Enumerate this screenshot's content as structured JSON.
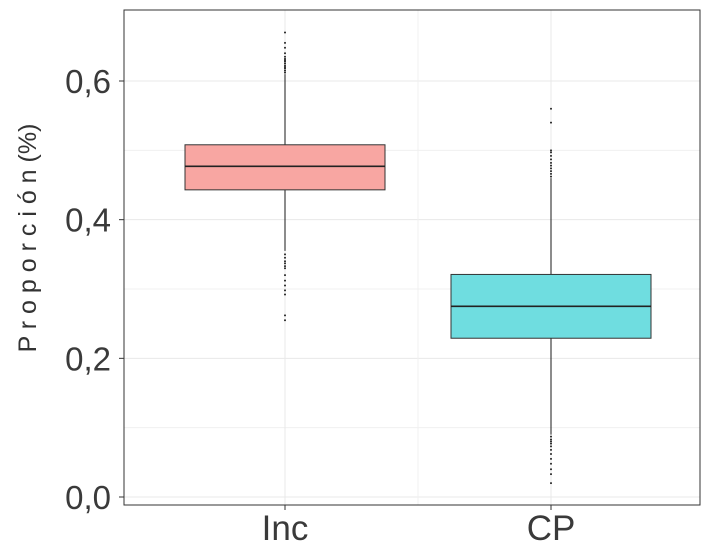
{
  "chart_data": {
    "type": "boxplot",
    "title": "",
    "xlabel": "",
    "ylabel": "P r o p o r c i ó n (%)",
    "ylim": [
      0,
      0.7
    ],
    "y_ticks": [
      {
        "value": 0.0,
        "label": "0,0"
      },
      {
        "value": 0.2,
        "label": "0,2"
      },
      {
        "value": 0.4,
        "label": "0,4"
      },
      {
        "value": 0.6,
        "label": "0,6"
      }
    ],
    "grid": true,
    "legend": "none",
    "categories": [
      "Inc",
      "CP"
    ],
    "boxes": [
      {
        "category": "Inc",
        "fill": "#f8a6a2",
        "whisker_low": 0.355,
        "q1": 0.443,
        "median": 0.477,
        "q3": 0.508,
        "whisker_high": 0.61,
        "outliers": [
          0.612,
          0.615,
          0.618,
          0.62,
          0.622,
          0.625,
          0.628,
          0.63,
          0.632,
          0.635,
          0.64,
          0.648,
          0.655,
          0.67,
          0.35,
          0.345,
          0.34,
          0.337,
          0.333,
          0.33,
          0.32,
          0.312,
          0.305,
          0.298,
          0.292,
          0.262,
          0.255
        ]
      },
      {
        "category": "CP",
        "fill": "#6fdde0",
        "whisker_low": 0.09,
        "q1": 0.229,
        "median": 0.275,
        "q3": 0.321,
        "whisker_high": 0.46,
        "outliers": [
          0.462,
          0.466,
          0.47,
          0.474,
          0.478,
          0.482,
          0.487,
          0.492,
          0.497,
          0.5,
          0.54,
          0.56,
          0.087,
          0.083,
          0.08,
          0.077,
          0.073,
          0.068,
          0.062,
          0.055,
          0.048,
          0.04,
          0.033,
          0.02
        ]
      }
    ],
    "colors": {
      "border": "#333333",
      "grid": "#e8e8e8",
      "whisker": "#1a1a1a"
    }
  }
}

::::

### Exercise objective
Return to the listing above and set it down exactly, leaving out its pictures.

### Response to this task
Enumerate this screenshot's content as structured JSON.
{
  "chart_data": {
    "type": "boxplot",
    "title": "",
    "xlabel": "",
    "ylabel": "P r o p o r c i ó n (%)",
    "ylim": [
      0,
      0.7
    ],
    "y_ticks": [
      {
        "value": 0.0,
        "label": "0,0"
      },
      {
        "value": 0.2,
        "label": "0,2"
      },
      {
        "value": 0.4,
        "label": "0,4"
      },
      {
        "value": 0.6,
        "label": "0,6"
      }
    ],
    "grid": true,
    "legend": "none",
    "categories": [
      "Inc",
      "CP"
    ],
    "boxes": [
      {
        "category": "Inc",
        "fill": "#f8a6a2",
        "whisker_low": 0.355,
        "q1": 0.443,
        "median": 0.477,
        "q3": 0.508,
        "whisker_high": 0.61,
        "outliers": [
          0.612,
          0.615,
          0.618,
          0.62,
          0.622,
          0.625,
          0.628,
          0.63,
          0.632,
          0.635,
          0.64,
          0.648,
          0.655,
          0.67,
          0.35,
          0.345,
          0.34,
          0.337,
          0.333,
          0.33,
          0.32,
          0.312,
          0.305,
          0.298,
          0.292,
          0.262,
          0.255
        ]
      },
      {
        "category": "CP",
        "fill": "#6fdde0",
        "whisker_low": 0.09,
        "q1": 0.229,
        "median": 0.275,
        "q3": 0.321,
        "whisker_high": 0.46,
        "outliers": [
          0.462,
          0.466,
          0.47,
          0.474,
          0.478,
          0.482,
          0.487,
          0.492,
          0.497,
          0.5,
          0.54,
          0.56,
          0.087,
          0.083,
          0.08,
          0.077,
          0.073,
          0.068,
          0.062,
          0.055,
          0.048,
          0.04,
          0.033,
          0.02
        ]
      }
    ],
    "colors": {
      "border": "#333333",
      "grid": "#e8e8e8",
      "whisker": "#1a1a1a"
    }
  }
}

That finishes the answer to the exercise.